— Directions —
Reproduce the material word for word; the images stay out.

Extracts from a graphics dataset:

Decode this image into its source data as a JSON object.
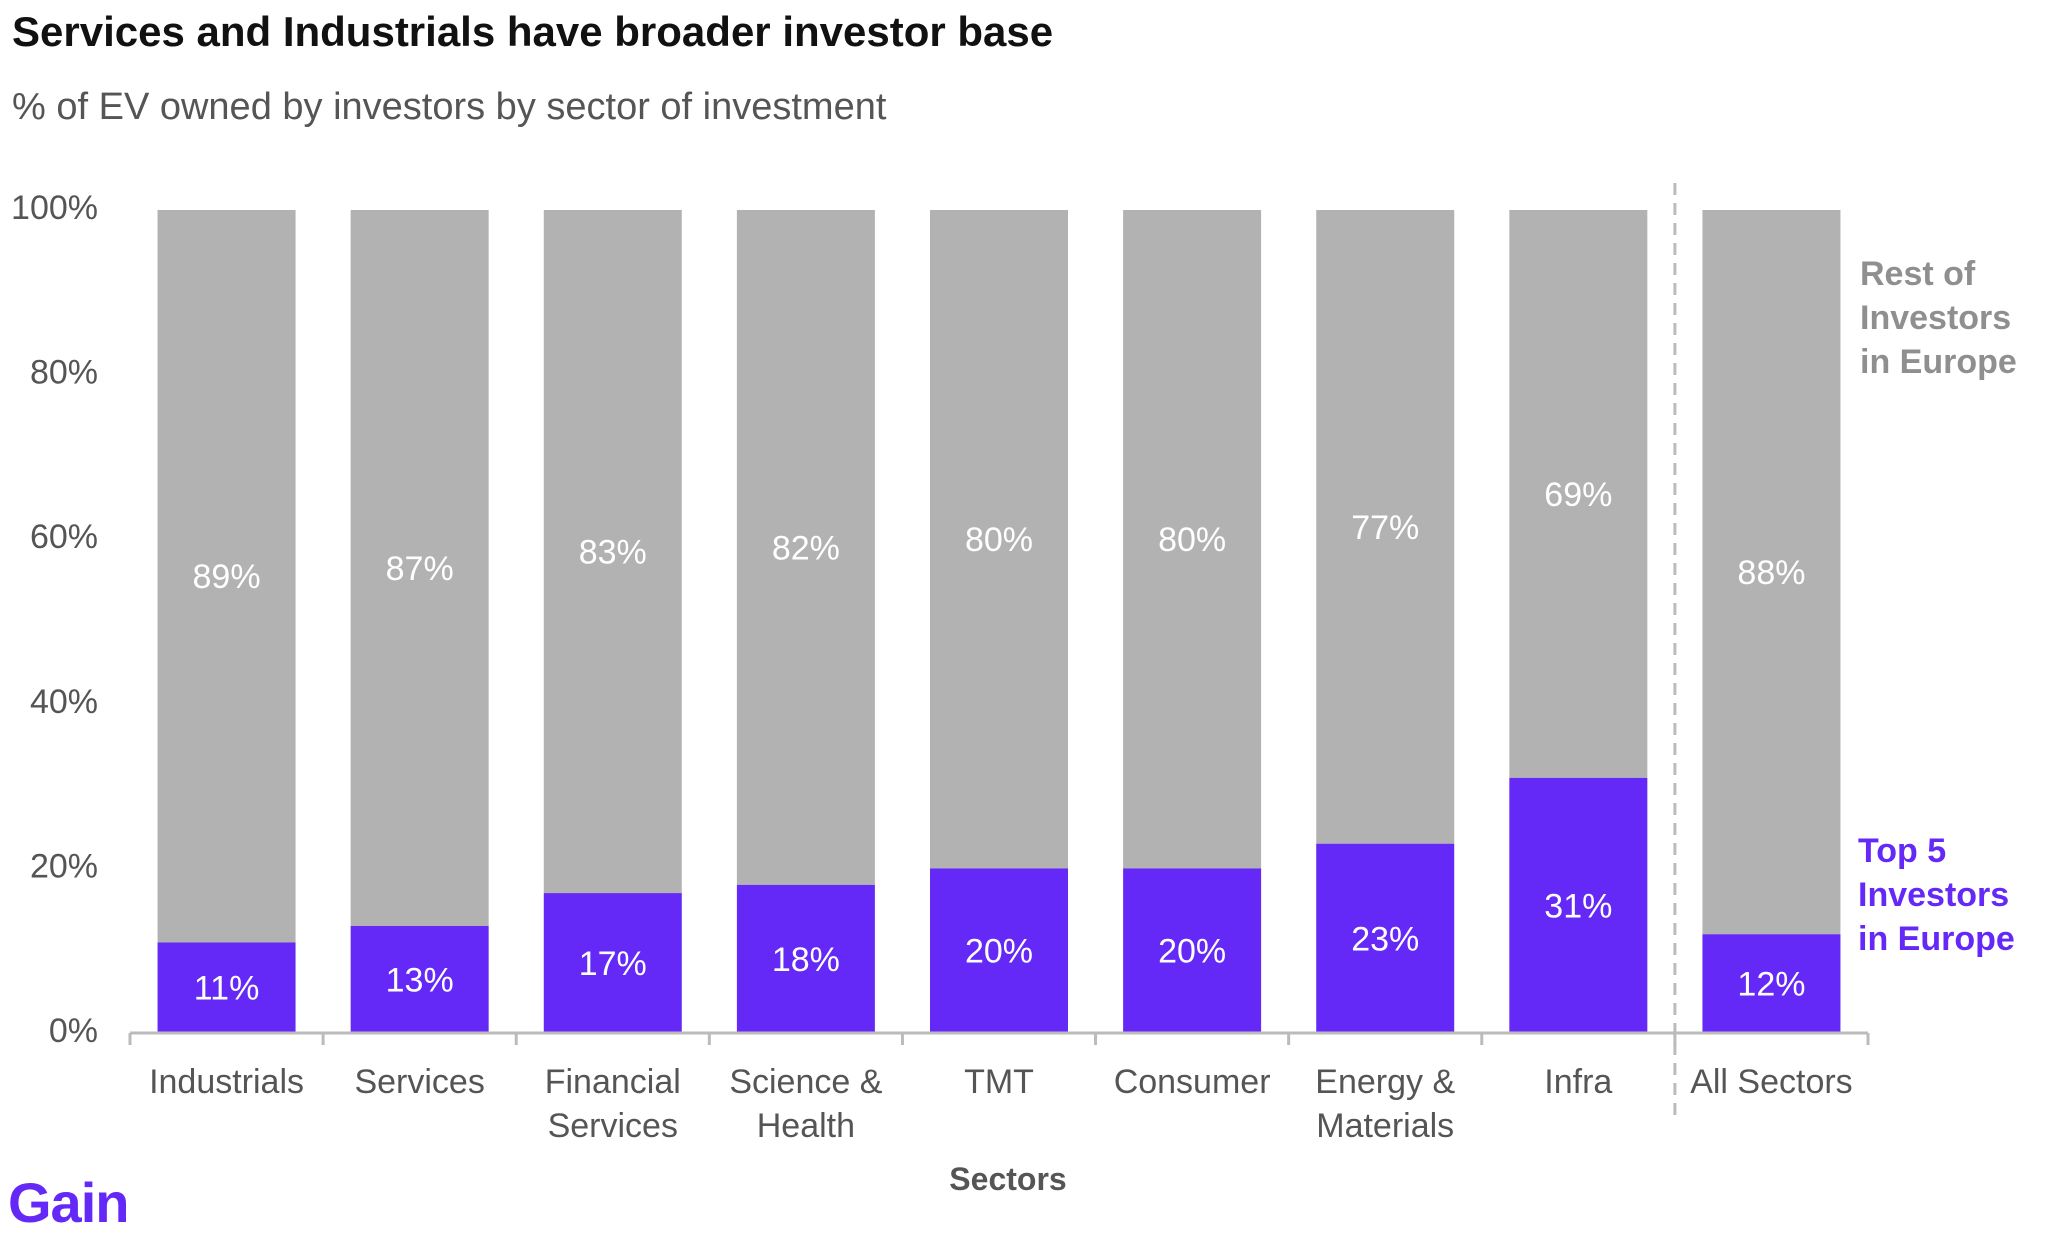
{
  "title": "Services and Industrials have broader investor base",
  "subtitle": "% of EV owned by investors by sector of investment",
  "brand": "Gain",
  "colors": {
    "top": "#6428f7",
    "rest": "#b1b2b1",
    "axis": "#bbbbbb",
    "tick_text": "#555555",
    "legend_rest": "#8f8f8f"
  },
  "chart_data": {
    "type": "bar",
    "stacked": true,
    "orientation": "vertical",
    "xlabel": "Sectors",
    "ylabel": "",
    "ylim": [
      0,
      100
    ],
    "y_ticks": [
      "0%",
      "20%",
      "40%",
      "60%",
      "80%",
      "100%"
    ],
    "grid": false,
    "legend_placement": "right",
    "categories": [
      [
        "Industrials"
      ],
      [
        "Services"
      ],
      [
        "Financial",
        "Services"
      ],
      [
        "Science &",
        "Health"
      ],
      [
        "TMT"
      ],
      [
        "Consumer"
      ],
      [
        "Energy &",
        "Materials"
      ],
      [
        "Infra"
      ],
      [
        "All Sectors"
      ]
    ],
    "series": [
      {
        "name": "Top 5 Investors in Europe",
        "legend_lines": [
          "Top 5",
          "Investors",
          "in Europe"
        ],
        "values": [
          11,
          13,
          17,
          18,
          20,
          20,
          23,
          31,
          12
        ],
        "labels": [
          "11%",
          "13%",
          "17%",
          "18%",
          "20%",
          "20%",
          "23%",
          "31%",
          "12%"
        ]
      },
      {
        "name": "Rest of Investors in Europe",
        "legend_lines": [
          "Rest of",
          "Investors",
          "in Europe"
        ],
        "values": [
          89,
          87,
          83,
          82,
          80,
          80,
          77,
          69,
          88
        ],
        "labels": [
          "89%",
          "87%",
          "83%",
          "82%",
          "80%",
          "80%",
          "77%",
          "69%",
          "88%"
        ]
      }
    ],
    "separator_before_index": 8,
    "separator_style": "dashed"
  }
}
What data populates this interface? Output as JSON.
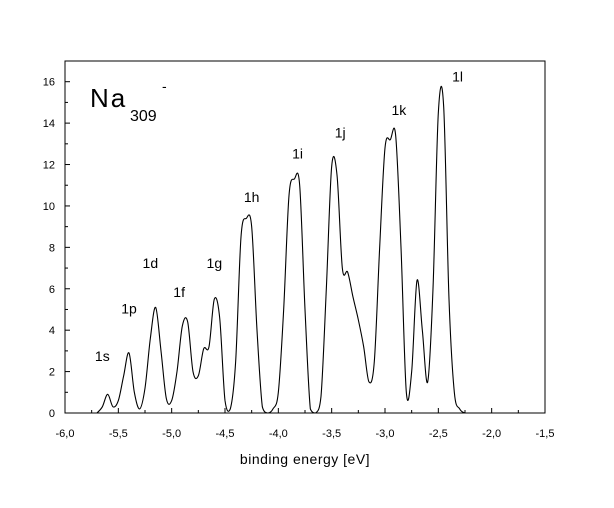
{
  "chart_data": {
    "type": "line",
    "title": "",
    "xlabel": "binding energy [eV]",
    "ylabel": "",
    "xlim": [
      -6.0,
      -1.5
    ],
    "ylim": [
      0,
      17
    ],
    "x_ticks": [
      -6.0,
      -5.5,
      -5.0,
      -4.5,
      -4.0,
      -3.5,
      -3.0,
      -2.5,
      -2.0,
      -1.5
    ],
    "x_tick_labels": [
      "-6,0",
      "-5,5",
      "-5,0",
      "-4,5",
      "-4,0",
      "-3,5",
      "-3,0",
      "-2,5",
      "-2,0",
      "-1,5"
    ],
    "y_ticks": [
      0,
      2,
      4,
      6,
      8,
      10,
      12,
      14,
      16
    ],
    "y_tick_labels": [
      "0",
      "2",
      "4",
      "6",
      "8",
      "10",
      "12",
      "14",
      "16"
    ],
    "grid": false,
    "legend": "none",
    "line_color": "#000000",
    "species": {
      "main": "Na",
      "sub": "309",
      "sup": "-"
    },
    "annotations": [
      {
        "text": "1s",
        "x": -5.65,
        "y": 2.5
      },
      {
        "text": "1p",
        "x": -5.4,
        "y": 4.8
      },
      {
        "text": "1d",
        "x": -5.2,
        "y": 7.0
      },
      {
        "text": "1f",
        "x": -4.93,
        "y": 5.6
      },
      {
        "text": "1g",
        "x": -4.6,
        "y": 7.0
      },
      {
        "text": "1h",
        "x": -4.25,
        "y": 10.2
      },
      {
        "text": "1i",
        "x": -3.82,
        "y": 12.3
      },
      {
        "text": "1j",
        "x": -3.42,
        "y": 13.3
      },
      {
        "text": "1k",
        "x": -2.87,
        "y": 14.4
      },
      {
        "text": "1l",
        "x": -2.32,
        "y": 16.0
      }
    ],
    "series": [
      {
        "x": [
          -5.7,
          -5.65,
          -5.6,
          -5.55,
          -5.5,
          -5.45,
          -5.4,
          -5.35,
          -5.3,
          -5.25,
          -5.2,
          -5.15,
          -5.1,
          -5.05,
          -5.0,
          -4.95,
          -4.9,
          -4.85,
          -4.8,
          -4.75,
          -4.7,
          -4.65,
          -4.6,
          -4.55,
          -4.5,
          -4.45,
          -4.4,
          -4.35,
          -4.3,
          -4.25,
          -4.2,
          -4.15,
          -4.1,
          -4.05,
          -4.0,
          -3.95,
          -3.9,
          -3.85,
          -3.8,
          -3.75,
          -3.7,
          -3.65,
          -3.6,
          -3.55,
          -3.5,
          -3.45,
          -3.4,
          -3.35,
          -3.3,
          -3.25,
          -3.2,
          -3.15,
          -3.1,
          -3.05,
          -3.0,
          -2.95,
          -2.9,
          -2.85,
          -2.8,
          -2.75,
          -2.7,
          -2.65,
          -2.6,
          -2.55,
          -2.5,
          -2.45,
          -2.4,
          -2.35,
          -2.3,
          -2.25,
          -2.2
        ],
        "y": [
          0.0,
          0.3,
          0.9,
          0.3,
          0.6,
          1.8,
          2.9,
          1.0,
          0.2,
          1.2,
          3.6,
          5.1,
          3.0,
          0.7,
          0.6,
          2.0,
          4.2,
          4.4,
          2.0,
          1.8,
          3.1,
          3.2,
          5.5,
          4.6,
          0.6,
          0.2,
          2.5,
          8.5,
          9.4,
          9.0,
          4.0,
          0.3,
          0.0,
          0.2,
          1.0,
          5.0,
          10.5,
          11.3,
          11.0,
          5.0,
          0.2,
          0.0,
          0.8,
          6.0,
          11.9,
          11.5,
          7.0,
          6.8,
          5.6,
          4.5,
          3.2,
          1.5,
          2.5,
          8.0,
          12.8,
          13.2,
          13.4,
          8.0,
          1.0,
          2.0,
          6.4,
          4.0,
          1.5,
          6.0,
          14.5,
          14.8,
          5.5,
          1.0,
          0.2,
          0.0,
          0.0
        ]
      }
    ]
  }
}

— Solution to this exercise —
Decode this image into its source data as a JSON object.
{
  "title": "Services and Industrials have broader investor base",
  "subtitle": "% of EV owned by investors by sector of investment",
  "brand": "Gain",
  "colors": {
    "top": "#6428f7",
    "rest": "#b1b2b1",
    "axis": "#bbbbbb",
    "tick_text": "#555555",
    "legend_rest": "#8f8f8f"
  },
  "chart_data": {
    "type": "bar",
    "stacked": true,
    "orientation": "vertical",
    "xlabel": "Sectors",
    "ylabel": "",
    "ylim": [
      0,
      100
    ],
    "y_ticks": [
      "0%",
      "20%",
      "40%",
      "60%",
      "80%",
      "100%"
    ],
    "grid": false,
    "legend_placement": "right",
    "categories": [
      [
        "Industrials"
      ],
      [
        "Services"
      ],
      [
        "Financial",
        "Services"
      ],
      [
        "Science &",
        "Health"
      ],
      [
        "TMT"
      ],
      [
        "Consumer"
      ],
      [
        "Energy &",
        "Materials"
      ],
      [
        "Infra"
      ],
      [
        "All Sectors"
      ]
    ],
    "series": [
      {
        "name": "Top 5 Investors in Europe",
        "legend_lines": [
          "Top 5",
          "Investors",
          "in Europe"
        ],
        "values": [
          11,
          13,
          17,
          18,
          20,
          20,
          23,
          31,
          12
        ],
        "labels": [
          "11%",
          "13%",
          "17%",
          "18%",
          "20%",
          "20%",
          "23%",
          "31%",
          "12%"
        ]
      },
      {
        "name": "Rest of Investors in Europe",
        "legend_lines": [
          "Rest of",
          "Investors",
          "in Europe"
        ],
        "values": [
          89,
          87,
          83,
          82,
          80,
          80,
          77,
          69,
          88
        ],
        "labels": [
          "89%",
          "87%",
          "83%",
          "82%",
          "80%",
          "80%",
          "77%",
          "69%",
          "88%"
        ]
      }
    ],
    "separator_before_index": 8,
    "separator_style": "dashed"
  }
}
What data populates this interface? Output as JSON.
{
  "chart_data": {
    "type": "line",
    "title": "",
    "xlabel": "binding energy [eV]",
    "ylabel": "",
    "xlim": [
      -6.0,
      -1.5
    ],
    "ylim": [
      0,
      17
    ],
    "x_ticks": [
      -6.0,
      -5.5,
      -5.0,
      -4.5,
      -4.0,
      -3.5,
      -3.0,
      -2.5,
      -2.0,
      -1.5
    ],
    "x_tick_labels": [
      "-6,0",
      "-5,5",
      "-5,0",
      "-4,5",
      "-4,0",
      "-3,5",
      "-3,0",
      "-2,5",
      "-2,0",
      "-1,5"
    ],
    "y_ticks": [
      0,
      2,
      4,
      6,
      8,
      10,
      12,
      14,
      16
    ],
    "y_tick_labels": [
      "0",
      "2",
      "4",
      "6",
      "8",
      "10",
      "12",
      "14",
      "16"
    ],
    "grid": false,
    "legend": "none",
    "line_color": "#000000",
    "species": {
      "main": "Na",
      "sub": "309",
      "sup": "-"
    },
    "annotations": [
      {
        "text": "1s",
        "x": -5.65,
        "y": 2.5
      },
      {
        "text": "1p",
        "x": -5.4,
        "y": 4.8
      },
      {
        "text": "1d",
        "x": -5.2,
        "y": 7.0
      },
      {
        "text": "1f",
        "x": -4.93,
        "y": 5.6
      },
      {
        "text": "1g",
        "x": -4.6,
        "y": 7.0
      },
      {
        "text": "1h",
        "x": -4.25,
        "y": 10.2
      },
      {
        "text": "1i",
        "x": -3.82,
        "y": 12.3
      },
      {
        "text": "1j",
        "x": -3.42,
        "y": 13.3
      },
      {
        "text": "1k",
        "x": -2.87,
        "y": 14.4
      },
      {
        "text": "1l",
        "x": -2.32,
        "y": 16.0
      }
    ],
    "series": [
      {
        "x": [
          -5.7,
          -5.65,
          -5.6,
          -5.55,
          -5.5,
          -5.45,
          -5.4,
          -5.35,
          -5.3,
          -5.25,
          -5.2,
          -5.15,
          -5.1,
          -5.05,
          -5.0,
          -4.95,
          -4.9,
          -4.85,
          -4.8,
          -4.75,
          -4.7,
          -4.65,
          -4.6,
          -4.55,
          -4.5,
          -4.45,
          -4.4,
          -4.35,
          -4.3,
          -4.25,
          -4.2,
          -4.15,
          -4.1,
          -4.05,
          -4.0,
          -3.95,
          -3.9,
          -3.85,
          -3.8,
          -3.75,
          -3.7,
          -3.65,
          -3.6,
          -3.55,
          -3.5,
          -3.45,
          -3.4,
          -3.35,
          -3.3,
          -3.25,
          -3.2,
          -3.15,
          -3.1,
          -3.05,
          -3.0,
          -2.95,
          -2.9,
          -2.85,
          -2.8,
          -2.75,
          -2.7,
          -2.65,
          -2.6,
          -2.55,
          -2.5,
          -2.45,
          -2.4,
          -2.35,
          -2.3,
          -2.25,
          -2.2
        ],
        "y": [
          0.0,
          0.3,
          0.9,
          0.3,
          0.6,
          1.8,
          2.9,
          1.0,
          0.2,
          1.2,
          3.6,
          5.1,
          3.0,
          0.7,
          0.6,
          2.0,
          4.2,
          4.4,
          2.0,
          1.8,
          3.1,
          3.2,
          5.5,
          4.6,
          0.6,
          0.2,
          2.5,
          8.5,
          9.4,
          9.0,
          4.0,
          0.3,
          0.0,
          0.2,
          1.0,
          5.0,
          10.5,
          11.3,
          11.0,
          5.0,
          0.2,
          0.0,
          0.8,
          6.0,
          11.9,
          11.5,
          7.0,
          6.8,
          5.6,
          4.5,
          3.2,
          1.5,
          2.5,
          8.0,
          12.8,
          13.2,
          13.4,
          8.0,
          1.0,
          2.0,
          6.4,
          4.0,
          1.5,
          6.0,
          14.5,
          14.8,
          5.5,
          1.0,
          0.2,
          0.0,
          0.0
        ]
      }
    ]
  }
}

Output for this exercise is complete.